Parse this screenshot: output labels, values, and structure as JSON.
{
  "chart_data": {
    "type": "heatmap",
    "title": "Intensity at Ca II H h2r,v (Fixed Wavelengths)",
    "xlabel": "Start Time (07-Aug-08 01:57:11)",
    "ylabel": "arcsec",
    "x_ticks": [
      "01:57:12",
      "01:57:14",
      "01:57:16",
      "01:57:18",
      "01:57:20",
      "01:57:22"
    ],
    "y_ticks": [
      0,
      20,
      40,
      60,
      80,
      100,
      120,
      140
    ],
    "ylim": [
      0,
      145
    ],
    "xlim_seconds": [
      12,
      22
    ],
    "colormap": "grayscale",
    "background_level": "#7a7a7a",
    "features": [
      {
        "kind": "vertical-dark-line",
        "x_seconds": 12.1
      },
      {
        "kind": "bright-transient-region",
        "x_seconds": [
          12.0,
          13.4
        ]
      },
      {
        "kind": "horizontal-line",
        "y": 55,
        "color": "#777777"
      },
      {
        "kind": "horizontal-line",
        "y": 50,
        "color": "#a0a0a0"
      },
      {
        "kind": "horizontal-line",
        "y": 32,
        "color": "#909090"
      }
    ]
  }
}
::::
▶ _What the task asks_
Your task is to quote all of the data word for word.

▶ _Task solution_
Parse this screenshot: output labels, values, and structure as JSON.
{
  "chart_data": {
    "type": "heatmap",
    "title": "Intensity at Ca II H h2r,v (Fixed Wavelengths)",
    "xlabel": "Start Time (07-Aug-08 01:57:11)",
    "ylabel": "arcsec",
    "x_ticks": [
      "01:57:12",
      "01:57:14",
      "01:57:16",
      "01:57:18",
      "01:57:20",
      "01:57:22"
    ],
    "y_ticks": [
      0,
      20,
      40,
      60,
      80,
      100,
      120,
      140
    ],
    "ylim": [
      0,
      145
    ],
    "xlim_seconds": [
      12,
      22
    ],
    "colormap": "grayscale",
    "background_level": "#7a7a7a",
    "features": [
      {
        "kind": "vertical-dark-line",
        "x_seconds": 12.1
      },
      {
        "kind": "bright-transient-region",
        "x_seconds": [
          12.0,
          13.4
        ]
      },
      {
        "kind": "horizontal-line",
        "y": 55,
        "color": "#777777"
      },
      {
        "kind": "horizontal-line",
        "y": 50,
        "color": "#a0a0a0"
      },
      {
        "kind": "horizontal-line",
        "y": 32,
        "color": "#909090"
      }
    ]
  }
}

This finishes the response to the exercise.